● TASK DIRECTIONS
Count every line that includes the string "Staking" in the entries that follow. Nothing besides the number is needed.
[START OF RECORDS SUPPLIED]
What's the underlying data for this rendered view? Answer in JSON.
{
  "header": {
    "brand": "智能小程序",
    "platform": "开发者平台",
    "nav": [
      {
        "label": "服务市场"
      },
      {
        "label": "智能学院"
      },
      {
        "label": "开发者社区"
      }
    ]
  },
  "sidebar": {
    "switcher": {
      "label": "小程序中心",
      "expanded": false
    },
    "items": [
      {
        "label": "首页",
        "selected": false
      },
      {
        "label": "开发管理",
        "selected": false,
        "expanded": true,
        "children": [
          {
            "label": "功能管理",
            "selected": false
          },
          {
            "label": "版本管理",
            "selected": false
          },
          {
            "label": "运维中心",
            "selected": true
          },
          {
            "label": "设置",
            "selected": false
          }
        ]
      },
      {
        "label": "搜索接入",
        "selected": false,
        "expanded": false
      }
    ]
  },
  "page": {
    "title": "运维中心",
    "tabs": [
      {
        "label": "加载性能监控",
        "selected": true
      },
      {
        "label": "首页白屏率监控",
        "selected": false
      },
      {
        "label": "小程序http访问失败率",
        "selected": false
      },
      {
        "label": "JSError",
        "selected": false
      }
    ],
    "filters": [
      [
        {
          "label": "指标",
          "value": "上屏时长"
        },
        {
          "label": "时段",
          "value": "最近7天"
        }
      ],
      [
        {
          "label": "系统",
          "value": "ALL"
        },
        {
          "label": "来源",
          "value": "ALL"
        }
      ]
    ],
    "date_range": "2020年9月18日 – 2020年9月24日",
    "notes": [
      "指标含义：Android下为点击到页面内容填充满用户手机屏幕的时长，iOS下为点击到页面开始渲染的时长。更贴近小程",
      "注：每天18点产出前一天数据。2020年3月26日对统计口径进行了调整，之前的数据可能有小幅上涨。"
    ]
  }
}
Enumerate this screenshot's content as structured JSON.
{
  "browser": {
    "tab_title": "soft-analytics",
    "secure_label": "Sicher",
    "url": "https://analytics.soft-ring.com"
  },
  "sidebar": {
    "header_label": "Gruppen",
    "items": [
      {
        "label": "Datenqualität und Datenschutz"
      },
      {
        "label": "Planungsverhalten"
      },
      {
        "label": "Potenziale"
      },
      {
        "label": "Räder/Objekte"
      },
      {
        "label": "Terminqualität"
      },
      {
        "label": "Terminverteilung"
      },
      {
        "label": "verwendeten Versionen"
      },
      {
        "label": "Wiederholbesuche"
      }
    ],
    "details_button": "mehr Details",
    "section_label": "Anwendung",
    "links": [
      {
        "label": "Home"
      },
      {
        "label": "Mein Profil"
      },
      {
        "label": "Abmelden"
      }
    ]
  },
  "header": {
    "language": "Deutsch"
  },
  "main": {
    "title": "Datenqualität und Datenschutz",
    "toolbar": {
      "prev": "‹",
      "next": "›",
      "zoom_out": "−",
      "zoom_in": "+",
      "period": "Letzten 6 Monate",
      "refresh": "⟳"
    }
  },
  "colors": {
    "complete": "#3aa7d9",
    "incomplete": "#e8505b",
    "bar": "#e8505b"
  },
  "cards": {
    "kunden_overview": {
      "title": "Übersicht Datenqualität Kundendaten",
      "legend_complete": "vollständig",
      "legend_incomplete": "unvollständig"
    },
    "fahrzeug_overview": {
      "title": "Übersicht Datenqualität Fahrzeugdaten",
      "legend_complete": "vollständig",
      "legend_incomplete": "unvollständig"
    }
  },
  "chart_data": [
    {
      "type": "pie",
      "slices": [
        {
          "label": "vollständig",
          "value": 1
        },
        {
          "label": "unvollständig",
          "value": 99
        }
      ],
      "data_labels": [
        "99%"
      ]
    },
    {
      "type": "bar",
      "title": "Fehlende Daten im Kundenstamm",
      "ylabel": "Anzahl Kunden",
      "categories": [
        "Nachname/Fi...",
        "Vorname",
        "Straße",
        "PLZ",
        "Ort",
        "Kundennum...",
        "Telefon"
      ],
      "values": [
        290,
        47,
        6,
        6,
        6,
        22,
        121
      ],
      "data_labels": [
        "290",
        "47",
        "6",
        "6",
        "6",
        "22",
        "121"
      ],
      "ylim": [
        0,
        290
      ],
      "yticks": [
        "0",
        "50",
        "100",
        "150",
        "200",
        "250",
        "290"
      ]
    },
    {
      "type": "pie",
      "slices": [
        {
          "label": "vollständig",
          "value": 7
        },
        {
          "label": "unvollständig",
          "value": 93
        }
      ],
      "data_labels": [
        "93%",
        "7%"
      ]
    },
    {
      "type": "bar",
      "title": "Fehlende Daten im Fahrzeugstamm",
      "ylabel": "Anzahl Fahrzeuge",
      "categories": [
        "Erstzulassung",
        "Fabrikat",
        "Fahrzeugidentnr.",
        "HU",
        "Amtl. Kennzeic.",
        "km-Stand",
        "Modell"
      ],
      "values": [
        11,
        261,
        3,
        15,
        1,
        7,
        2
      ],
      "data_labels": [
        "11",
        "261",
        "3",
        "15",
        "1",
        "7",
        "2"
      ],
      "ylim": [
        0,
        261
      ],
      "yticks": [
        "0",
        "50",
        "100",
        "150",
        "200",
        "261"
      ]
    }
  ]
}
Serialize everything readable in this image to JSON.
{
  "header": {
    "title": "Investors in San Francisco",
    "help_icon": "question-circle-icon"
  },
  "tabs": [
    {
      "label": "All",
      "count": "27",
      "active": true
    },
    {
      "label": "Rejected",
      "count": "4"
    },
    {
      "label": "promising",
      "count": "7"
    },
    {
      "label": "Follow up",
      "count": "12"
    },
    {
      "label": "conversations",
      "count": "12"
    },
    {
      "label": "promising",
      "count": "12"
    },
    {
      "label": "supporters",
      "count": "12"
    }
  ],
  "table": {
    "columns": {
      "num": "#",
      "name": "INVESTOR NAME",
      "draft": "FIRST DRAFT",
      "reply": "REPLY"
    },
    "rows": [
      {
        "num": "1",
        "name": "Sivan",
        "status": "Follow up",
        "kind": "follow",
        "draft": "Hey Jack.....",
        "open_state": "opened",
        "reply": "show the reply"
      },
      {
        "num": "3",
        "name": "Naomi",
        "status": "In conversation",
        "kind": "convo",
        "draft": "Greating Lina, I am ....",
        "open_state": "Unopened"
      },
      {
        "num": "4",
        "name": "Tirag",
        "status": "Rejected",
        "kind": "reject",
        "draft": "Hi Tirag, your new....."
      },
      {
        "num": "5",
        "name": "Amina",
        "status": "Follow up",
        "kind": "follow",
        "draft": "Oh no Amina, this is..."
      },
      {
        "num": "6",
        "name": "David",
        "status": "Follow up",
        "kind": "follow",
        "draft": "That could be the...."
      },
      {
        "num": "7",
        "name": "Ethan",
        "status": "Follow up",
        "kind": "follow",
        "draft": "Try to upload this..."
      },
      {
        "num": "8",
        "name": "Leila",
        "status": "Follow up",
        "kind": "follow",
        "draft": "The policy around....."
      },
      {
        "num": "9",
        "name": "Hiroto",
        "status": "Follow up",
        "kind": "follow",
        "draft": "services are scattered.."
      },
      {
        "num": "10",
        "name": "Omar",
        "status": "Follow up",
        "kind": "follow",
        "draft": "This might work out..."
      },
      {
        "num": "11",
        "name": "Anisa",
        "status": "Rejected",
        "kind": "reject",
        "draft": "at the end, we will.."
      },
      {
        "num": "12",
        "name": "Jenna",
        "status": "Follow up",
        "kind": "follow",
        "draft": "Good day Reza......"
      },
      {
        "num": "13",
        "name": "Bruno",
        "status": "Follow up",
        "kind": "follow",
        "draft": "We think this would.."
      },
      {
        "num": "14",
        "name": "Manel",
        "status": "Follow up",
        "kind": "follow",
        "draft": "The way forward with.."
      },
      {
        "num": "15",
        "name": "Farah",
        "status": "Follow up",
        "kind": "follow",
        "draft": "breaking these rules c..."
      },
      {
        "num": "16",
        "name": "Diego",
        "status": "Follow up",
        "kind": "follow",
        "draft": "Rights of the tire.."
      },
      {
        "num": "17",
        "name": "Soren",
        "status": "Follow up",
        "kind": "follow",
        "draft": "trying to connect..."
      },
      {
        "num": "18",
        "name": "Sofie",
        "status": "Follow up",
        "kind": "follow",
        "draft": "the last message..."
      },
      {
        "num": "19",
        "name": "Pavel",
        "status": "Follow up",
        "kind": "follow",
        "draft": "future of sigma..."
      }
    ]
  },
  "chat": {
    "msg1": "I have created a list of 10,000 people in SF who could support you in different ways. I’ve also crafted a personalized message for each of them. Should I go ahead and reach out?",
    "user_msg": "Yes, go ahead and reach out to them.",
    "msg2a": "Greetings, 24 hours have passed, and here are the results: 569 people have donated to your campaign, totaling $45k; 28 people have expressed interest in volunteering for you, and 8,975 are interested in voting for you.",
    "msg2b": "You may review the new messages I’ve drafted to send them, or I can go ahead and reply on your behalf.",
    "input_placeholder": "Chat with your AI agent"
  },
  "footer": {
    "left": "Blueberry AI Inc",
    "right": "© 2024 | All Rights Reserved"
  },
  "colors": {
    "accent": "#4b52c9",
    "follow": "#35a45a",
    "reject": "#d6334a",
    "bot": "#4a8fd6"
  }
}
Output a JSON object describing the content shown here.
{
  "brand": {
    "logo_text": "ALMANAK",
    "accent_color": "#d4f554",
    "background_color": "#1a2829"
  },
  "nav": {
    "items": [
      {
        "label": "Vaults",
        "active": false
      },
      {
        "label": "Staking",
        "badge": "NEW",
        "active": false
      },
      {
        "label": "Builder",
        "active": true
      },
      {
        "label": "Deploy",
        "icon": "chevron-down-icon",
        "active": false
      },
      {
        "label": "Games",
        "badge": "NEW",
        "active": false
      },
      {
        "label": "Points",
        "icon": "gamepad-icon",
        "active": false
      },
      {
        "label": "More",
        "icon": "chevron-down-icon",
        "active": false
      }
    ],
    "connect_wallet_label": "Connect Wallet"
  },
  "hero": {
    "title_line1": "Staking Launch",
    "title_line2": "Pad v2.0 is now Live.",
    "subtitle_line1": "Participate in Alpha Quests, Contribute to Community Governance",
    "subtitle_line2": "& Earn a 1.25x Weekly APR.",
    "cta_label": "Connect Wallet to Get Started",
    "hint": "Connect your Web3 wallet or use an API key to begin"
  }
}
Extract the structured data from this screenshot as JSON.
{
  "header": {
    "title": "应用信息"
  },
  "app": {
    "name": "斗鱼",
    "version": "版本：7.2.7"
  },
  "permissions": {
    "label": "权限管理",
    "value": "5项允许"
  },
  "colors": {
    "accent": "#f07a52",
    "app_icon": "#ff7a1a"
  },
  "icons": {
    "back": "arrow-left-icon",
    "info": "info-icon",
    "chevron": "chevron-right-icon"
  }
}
[END OF RECORDS SUPPLIED]
● SOLUTION
2